■ GIVEN EXERCISE ■
Output every entry exactly, from the first line to the last.

■ ENTRIES ■

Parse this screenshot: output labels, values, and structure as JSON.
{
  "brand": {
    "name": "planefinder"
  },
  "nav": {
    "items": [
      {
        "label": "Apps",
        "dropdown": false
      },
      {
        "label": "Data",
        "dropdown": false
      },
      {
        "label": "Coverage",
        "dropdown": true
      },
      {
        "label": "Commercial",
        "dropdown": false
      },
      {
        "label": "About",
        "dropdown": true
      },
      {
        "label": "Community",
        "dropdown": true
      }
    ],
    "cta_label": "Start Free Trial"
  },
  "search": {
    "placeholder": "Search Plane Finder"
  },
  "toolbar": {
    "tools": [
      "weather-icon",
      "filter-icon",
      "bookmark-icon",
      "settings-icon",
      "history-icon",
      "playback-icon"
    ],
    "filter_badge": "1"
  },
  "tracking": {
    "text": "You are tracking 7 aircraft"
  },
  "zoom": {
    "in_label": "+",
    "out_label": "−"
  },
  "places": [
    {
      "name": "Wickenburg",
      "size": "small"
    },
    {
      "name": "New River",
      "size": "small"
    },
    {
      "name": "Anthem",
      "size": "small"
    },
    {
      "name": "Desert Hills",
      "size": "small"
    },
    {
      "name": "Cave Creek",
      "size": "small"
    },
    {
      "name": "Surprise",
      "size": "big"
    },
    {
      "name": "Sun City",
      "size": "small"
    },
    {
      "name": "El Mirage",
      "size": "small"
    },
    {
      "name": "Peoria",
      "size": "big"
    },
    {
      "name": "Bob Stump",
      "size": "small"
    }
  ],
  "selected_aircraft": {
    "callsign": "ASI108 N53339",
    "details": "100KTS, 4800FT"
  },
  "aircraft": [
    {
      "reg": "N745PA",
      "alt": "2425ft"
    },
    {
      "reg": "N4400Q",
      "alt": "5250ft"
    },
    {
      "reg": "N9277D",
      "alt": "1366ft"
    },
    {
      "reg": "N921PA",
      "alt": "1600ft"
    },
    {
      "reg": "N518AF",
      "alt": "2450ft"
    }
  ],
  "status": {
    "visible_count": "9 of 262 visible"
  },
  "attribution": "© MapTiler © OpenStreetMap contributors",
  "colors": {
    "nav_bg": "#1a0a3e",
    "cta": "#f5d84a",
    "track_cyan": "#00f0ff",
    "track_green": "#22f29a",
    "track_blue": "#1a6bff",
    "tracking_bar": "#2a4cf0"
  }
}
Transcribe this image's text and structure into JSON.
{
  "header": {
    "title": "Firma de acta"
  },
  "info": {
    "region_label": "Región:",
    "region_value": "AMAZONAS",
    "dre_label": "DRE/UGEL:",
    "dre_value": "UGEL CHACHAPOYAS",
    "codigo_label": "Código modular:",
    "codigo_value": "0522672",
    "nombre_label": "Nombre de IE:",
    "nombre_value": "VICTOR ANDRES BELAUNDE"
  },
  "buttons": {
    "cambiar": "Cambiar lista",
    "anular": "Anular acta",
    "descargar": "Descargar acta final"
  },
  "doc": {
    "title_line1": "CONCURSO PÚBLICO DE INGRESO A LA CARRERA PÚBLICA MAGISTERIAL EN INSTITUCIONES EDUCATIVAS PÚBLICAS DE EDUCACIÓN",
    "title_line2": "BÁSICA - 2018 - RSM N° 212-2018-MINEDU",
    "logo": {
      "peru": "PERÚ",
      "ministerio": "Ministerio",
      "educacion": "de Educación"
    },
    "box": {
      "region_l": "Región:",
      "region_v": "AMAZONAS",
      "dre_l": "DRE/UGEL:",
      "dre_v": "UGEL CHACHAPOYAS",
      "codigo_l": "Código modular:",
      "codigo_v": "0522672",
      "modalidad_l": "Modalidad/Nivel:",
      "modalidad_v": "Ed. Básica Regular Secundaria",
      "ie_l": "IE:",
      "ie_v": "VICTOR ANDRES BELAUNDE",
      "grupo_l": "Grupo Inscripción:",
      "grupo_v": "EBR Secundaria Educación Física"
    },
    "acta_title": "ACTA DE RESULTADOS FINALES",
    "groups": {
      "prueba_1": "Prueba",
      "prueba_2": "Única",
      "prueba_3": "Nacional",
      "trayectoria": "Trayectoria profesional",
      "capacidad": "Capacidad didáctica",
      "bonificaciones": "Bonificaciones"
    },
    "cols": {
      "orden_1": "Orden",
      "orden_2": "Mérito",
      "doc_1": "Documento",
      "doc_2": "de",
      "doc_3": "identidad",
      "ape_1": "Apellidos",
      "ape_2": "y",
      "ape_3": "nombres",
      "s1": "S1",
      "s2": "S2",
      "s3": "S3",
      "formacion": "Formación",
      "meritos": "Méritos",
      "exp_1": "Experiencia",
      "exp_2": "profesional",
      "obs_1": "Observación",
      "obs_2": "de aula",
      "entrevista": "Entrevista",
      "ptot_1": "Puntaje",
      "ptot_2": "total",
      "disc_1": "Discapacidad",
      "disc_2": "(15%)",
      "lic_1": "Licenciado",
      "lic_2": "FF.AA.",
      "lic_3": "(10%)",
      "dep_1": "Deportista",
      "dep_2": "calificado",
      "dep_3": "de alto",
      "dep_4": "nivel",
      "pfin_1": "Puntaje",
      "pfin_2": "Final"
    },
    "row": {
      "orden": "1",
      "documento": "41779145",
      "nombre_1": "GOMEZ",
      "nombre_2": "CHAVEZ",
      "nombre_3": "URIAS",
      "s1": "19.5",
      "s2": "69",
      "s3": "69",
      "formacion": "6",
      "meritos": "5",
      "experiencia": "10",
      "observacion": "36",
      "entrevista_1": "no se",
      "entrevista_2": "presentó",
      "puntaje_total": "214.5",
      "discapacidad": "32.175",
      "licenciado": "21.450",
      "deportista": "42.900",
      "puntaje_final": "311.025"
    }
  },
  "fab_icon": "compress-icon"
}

■ EXERCISE RESULT ■
Parse this screenshot: output labels, values, and structure as JSON.
{
  "brand": {
    "name": "planefinder"
  },
  "nav": {
    "items": [
      {
        "label": "Apps",
        "dropdown": false
      },
      {
        "label": "Data",
        "dropdown": false
      },
      {
        "label": "Coverage",
        "dropdown": true
      },
      {
        "label": "Commercial",
        "dropdown": false
      },
      {
        "label": "About",
        "dropdown": true
      },
      {
        "label": "Community",
        "dropdown": true
      }
    ],
    "cta_label": "Start Free Trial"
  },
  "search": {
    "placeholder": "Search Plane Finder"
  },
  "toolbar": {
    "tools": [
      "weather-icon",
      "filter-icon",
      "bookmark-icon",
      "settings-icon",
      "history-icon",
      "playback-icon"
    ],
    "filter_badge": "1"
  },
  "tracking": {
    "text": "You are tracking 7 aircraft"
  },
  "zoom": {
    "in_label": "+",
    "out_label": "−"
  },
  "places": [
    {
      "name": "Wickenburg",
      "size": "small"
    },
    {
      "name": "New River",
      "size": "small"
    },
    {
      "name": "Anthem",
      "size": "small"
    },
    {
      "name": "Desert Hills",
      "size": "small"
    },
    {
      "name": "Cave Creek",
      "size": "small"
    },
    {
      "name": "Surprise",
      "size": "big"
    },
    {
      "name": "Sun City",
      "size": "small"
    },
    {
      "name": "El Mirage",
      "size": "small"
    },
    {
      "name": "Peoria",
      "size": "big"
    },
    {
      "name": "Bob Stump",
      "size": "small"
    }
  ],
  "selected_aircraft": {
    "callsign": "ASI108 N53339",
    "details": "100KTS, 4800FT"
  },
  "aircraft": [
    {
      "reg": "N745PA",
      "alt": "2425ft"
    },
    {
      "reg": "N4400Q",
      "alt": "5250ft"
    },
    {
      "reg": "N9277D",
      "alt": "1366ft"
    },
    {
      "reg": "N921PA",
      "alt": "1600ft"
    },
    {
      "reg": "N518AF",
      "alt": "2450ft"
    }
  ],
  "status": {
    "visible_count": "9 of 262 visible"
  },
  "attribution": "© MapTiler © OpenStreetMap contributors",
  "colors": {
    "nav_bg": "#1a0a3e",
    "cta": "#f5d84a",
    "track_cyan": "#00f0ff",
    "track_green": "#22f29a",
    "track_blue": "#1a6bff",
    "tracking_bar": "#2a4cf0"
  }
}
Transcribe this image's text and structure into JSON.
{
  "header": {
    "title": "Firma de acta"
  },
  "info": {
    "region_label": "Región:",
    "region_value": "AMAZONAS",
    "dre_label": "DRE/UGEL:",
    "dre_value": "UGEL CHACHAPOYAS",
    "codigo_label": "Código modular:",
    "codigo_value": "0522672",
    "nombre_label": "Nombre de IE:",
    "nombre_value": "VICTOR ANDRES BELAUNDE"
  },
  "buttons": {
    "cambiar": "Cambiar lista",
    "anular": "Anular acta",
    "descargar": "Descargar acta final"
  },
  "doc": {
    "title_line1": "CONCURSO PÚBLICO DE INGRESO A LA CARRERA PÚBLICA MAGISTERIAL EN INSTITUCIONES EDUCATIVAS PÚBLICAS DE EDUCACIÓN",
    "title_line2": "BÁSICA - 2018 - RSM N° 212-2018-MINEDU",
    "logo": {
      "peru": "PERÚ",
      "ministerio": "Ministerio",
      "educacion": "de Educación"
    },
    "box": {
      "region_l": "Región:",
      "region_v": "AMAZONAS",
      "dre_l": "DRE/UGEL:",
      "dre_v": "UGEL CHACHAPOYAS",
      "codigo_l": "Código modular:",
      "codigo_v": "0522672",
      "modalidad_l": "Modalidad/Nivel:",
      "modalidad_v": "Ed. Básica Regular Secundaria",
      "ie_l": "IE:",
      "ie_v": "VICTOR ANDRES BELAUNDE",
      "grupo_l": "Grupo Inscripción:",
      "grupo_v": "EBR Secundaria Educación Física"
    },
    "acta_title": "ACTA DE RESULTADOS FINALES",
    "groups": {
      "prueba_1": "Prueba",
      "prueba_2": "Única",
      "prueba_3": "Nacional",
      "trayectoria": "Trayectoria profesional",
      "capacidad": "Capacidad didáctica",
      "bonificaciones": "Bonificaciones"
    },
    "cols": {
      "orden_1": "Orden",
      "orden_2": "Mérito",
      "doc_1": "Documento",
      "doc_2": "de",
      "doc_3": "identidad",
      "ape_1": "Apellidos",
      "ape_2": "y",
      "ape_3": "nombres",
      "s1": "S1",
      "s2": "S2",
      "s3": "S3",
      "formacion": "Formación",
      "meritos": "Méritos",
      "exp_1": "Experiencia",
      "exp_2": "profesional",
      "obs_1": "Observación",
      "obs_2": "de aula",
      "entrevista": "Entrevista",
      "ptot_1": "Puntaje",
      "ptot_2": "total",
      "disc_1": "Discapacidad",
      "disc_2": "(15%)",
      "lic_1": "Licenciado",
      "lic_2": "FF.AA.",
      "lic_3": "(10%)",
      "dep_1": "Deportista",
      "dep_2": "calificado",
      "dep_3": "de alto",
      "dep_4": "nivel",
      "pfin_1": "Puntaje",
      "pfin_2": "Final"
    },
    "row": {
      "orden": "1",
      "documento": "41779145",
      "nombre_1": "GOMEZ",
      "nombre_2": "CHAVEZ",
      "nombre_3": "URIAS",
      "s1": "19.5",
      "s2": "69",
      "s3": "69",
      "formacion": "6",
      "meritos": "5",
      "experiencia": "10",
      "observacion": "36",
      "entrevista_1": "no se",
      "entrevista_2": "presentó",
      "puntaje_total": "214.5",
      "discapacidad": "32.175",
      "licenciado": "21.450",
      "deportista": "42.900",
      "puntaje_final": "311.025"
    }
  },
  "fab_icon": "compress-icon"
}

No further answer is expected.